Given data:
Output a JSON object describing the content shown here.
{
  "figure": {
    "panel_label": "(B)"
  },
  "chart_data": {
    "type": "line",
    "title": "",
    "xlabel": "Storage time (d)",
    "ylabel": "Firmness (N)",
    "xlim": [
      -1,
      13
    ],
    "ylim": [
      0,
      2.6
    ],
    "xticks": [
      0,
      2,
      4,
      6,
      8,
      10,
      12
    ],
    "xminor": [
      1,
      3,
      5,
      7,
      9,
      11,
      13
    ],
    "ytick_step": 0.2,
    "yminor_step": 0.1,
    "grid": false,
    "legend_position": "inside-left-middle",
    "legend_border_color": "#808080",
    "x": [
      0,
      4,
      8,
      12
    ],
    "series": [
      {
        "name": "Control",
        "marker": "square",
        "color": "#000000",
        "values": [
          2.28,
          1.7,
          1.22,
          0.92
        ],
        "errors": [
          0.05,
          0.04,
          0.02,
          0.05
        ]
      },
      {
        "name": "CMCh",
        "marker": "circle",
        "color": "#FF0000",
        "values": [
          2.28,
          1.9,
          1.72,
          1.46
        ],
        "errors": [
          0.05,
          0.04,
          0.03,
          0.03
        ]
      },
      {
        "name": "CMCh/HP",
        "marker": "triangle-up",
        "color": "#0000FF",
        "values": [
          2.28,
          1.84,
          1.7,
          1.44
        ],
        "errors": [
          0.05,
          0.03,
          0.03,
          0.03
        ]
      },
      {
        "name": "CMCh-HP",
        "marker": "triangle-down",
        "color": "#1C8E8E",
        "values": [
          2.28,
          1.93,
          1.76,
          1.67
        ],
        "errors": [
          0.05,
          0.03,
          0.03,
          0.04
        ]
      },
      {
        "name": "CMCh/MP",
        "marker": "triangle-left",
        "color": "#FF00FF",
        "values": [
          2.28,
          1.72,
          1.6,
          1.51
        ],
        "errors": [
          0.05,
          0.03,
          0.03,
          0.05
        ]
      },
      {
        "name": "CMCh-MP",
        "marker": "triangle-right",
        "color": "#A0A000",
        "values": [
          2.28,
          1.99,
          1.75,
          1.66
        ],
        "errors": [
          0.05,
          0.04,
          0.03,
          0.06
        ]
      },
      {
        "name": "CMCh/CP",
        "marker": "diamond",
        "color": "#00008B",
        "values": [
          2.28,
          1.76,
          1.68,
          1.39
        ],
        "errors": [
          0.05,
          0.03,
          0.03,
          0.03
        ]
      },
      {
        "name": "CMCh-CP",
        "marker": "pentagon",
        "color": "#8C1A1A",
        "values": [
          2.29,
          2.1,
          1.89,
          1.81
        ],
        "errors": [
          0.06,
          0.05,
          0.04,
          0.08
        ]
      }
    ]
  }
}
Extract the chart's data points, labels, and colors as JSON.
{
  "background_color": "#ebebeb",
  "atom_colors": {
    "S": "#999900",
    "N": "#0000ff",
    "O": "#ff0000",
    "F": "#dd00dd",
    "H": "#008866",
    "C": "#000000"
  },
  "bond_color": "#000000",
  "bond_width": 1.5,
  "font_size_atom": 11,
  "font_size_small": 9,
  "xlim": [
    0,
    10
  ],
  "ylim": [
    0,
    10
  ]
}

What the task asks: Return each entry from above without altering a single character.

Reply to the task:
Output a JSON object describing the content shown here.
{
  "figure": {
    "panel_label": "(B)"
  },
  "chart_data": {
    "type": "line",
    "title": "",
    "xlabel": "Storage time (d)",
    "ylabel": "Firmness (N)",
    "xlim": [
      -1,
      13
    ],
    "ylim": [
      0,
      2.6
    ],
    "xticks": [
      0,
      2,
      4,
      6,
      8,
      10,
      12
    ],
    "xminor": [
      1,
      3,
      5,
      7,
      9,
      11,
      13
    ],
    "ytick_step": 0.2,
    "yminor_step": 0.1,
    "grid": false,
    "legend_position": "inside-left-middle",
    "legend_border_color": "#808080",
    "x": [
      0,
      4,
      8,
      12
    ],
    "series": [
      {
        "name": "Control",
        "marker": "square",
        "color": "#000000",
        "values": [
          2.28,
          1.7,
          1.22,
          0.92
        ],
        "errors": [
          0.05,
          0.04,
          0.02,
          0.05
        ]
      },
      {
        "name": "CMCh",
        "marker": "circle",
        "color": "#FF0000",
        "values": [
          2.28,
          1.9,
          1.72,
          1.46
        ],
        "errors": [
          0.05,
          0.04,
          0.03,
          0.03
        ]
      },
      {
        "name": "CMCh/HP",
        "marker": "triangle-up",
        "color": "#0000FF",
        "values": [
          2.28,
          1.84,
          1.7,
          1.44
        ],
        "errors": [
          0.05,
          0.03,
          0.03,
          0.03
        ]
      },
      {
        "name": "CMCh-HP",
        "marker": "triangle-down",
        "color": "#1C8E8E",
        "values": [
          2.28,
          1.93,
          1.76,
          1.67
        ],
        "errors": [
          0.05,
          0.03,
          0.03,
          0.04
        ]
      },
      {
        "name": "CMCh/MP",
        "marker": "triangle-left",
        "color": "#FF00FF",
        "values": [
          2.28,
          1.72,
          1.6,
          1.51
        ],
        "errors": [
          0.05,
          0.03,
          0.03,
          0.05
        ]
      },
      {
        "name": "CMCh-MP",
        "marker": "triangle-right",
        "color": "#A0A000",
        "values": [
          2.28,
          1.99,
          1.75,
          1.66
        ],
        "errors": [
          0.05,
          0.04,
          0.03,
          0.06
        ]
      },
      {
        "name": "CMCh/CP",
        "marker": "diamond",
        "color": "#00008B",
        "values": [
          2.28,
          1.76,
          1.68,
          1.39
        ],
        "errors": [
          0.05,
          0.03,
          0.03,
          0.03
        ]
      },
      {
        "name": "CMCh-CP",
        "marker": "pentagon",
        "color": "#8C1A1A",
        "values": [
          2.29,
          2.1,
          1.89,
          1.81
        ],
        "errors": [
          0.06,
          0.05,
          0.04,
          0.08
        ]
      }
    ]
  }
}
Extract the chart's data points, labels, and colors as JSON.
{
  "background_color": "#ebebeb",
  "atom_colors": {
    "S": "#999900",
    "N": "#0000ff",
    "O": "#ff0000",
    "F": "#dd00dd",
    "H": "#008866",
    "C": "#000000"
  },
  "bond_color": "#000000",
  "bond_width": 1.5,
  "font_size_atom": 11,
  "font_size_small": 9,
  "xlim": [
    0,
    10
  ],
  "ylim": [
    0,
    10
  ]
}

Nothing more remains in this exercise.